> Prompt: From the entries below, copy every line that holds the word "Unique".

[Dataset rows]
____________________
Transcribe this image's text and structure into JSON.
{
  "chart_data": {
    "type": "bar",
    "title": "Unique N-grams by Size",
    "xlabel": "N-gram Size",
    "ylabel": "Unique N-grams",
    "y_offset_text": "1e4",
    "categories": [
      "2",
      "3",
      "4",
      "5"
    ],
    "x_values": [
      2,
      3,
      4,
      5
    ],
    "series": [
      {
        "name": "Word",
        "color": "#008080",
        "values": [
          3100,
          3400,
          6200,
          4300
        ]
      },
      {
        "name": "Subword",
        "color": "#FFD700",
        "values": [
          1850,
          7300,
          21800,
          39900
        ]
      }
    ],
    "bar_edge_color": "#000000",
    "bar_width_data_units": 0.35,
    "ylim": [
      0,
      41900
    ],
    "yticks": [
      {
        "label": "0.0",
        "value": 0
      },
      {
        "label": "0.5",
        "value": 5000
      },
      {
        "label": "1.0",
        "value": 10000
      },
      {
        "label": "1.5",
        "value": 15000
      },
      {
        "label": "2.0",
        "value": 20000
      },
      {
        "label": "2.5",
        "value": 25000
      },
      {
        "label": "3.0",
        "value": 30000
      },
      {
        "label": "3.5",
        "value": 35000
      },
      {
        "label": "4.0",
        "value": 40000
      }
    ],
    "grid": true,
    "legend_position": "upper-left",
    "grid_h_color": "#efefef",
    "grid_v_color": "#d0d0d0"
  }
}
____________________
> Written response:
    "title": "Unique N-grams by Size",
    "ylabel": "Unique N-grams",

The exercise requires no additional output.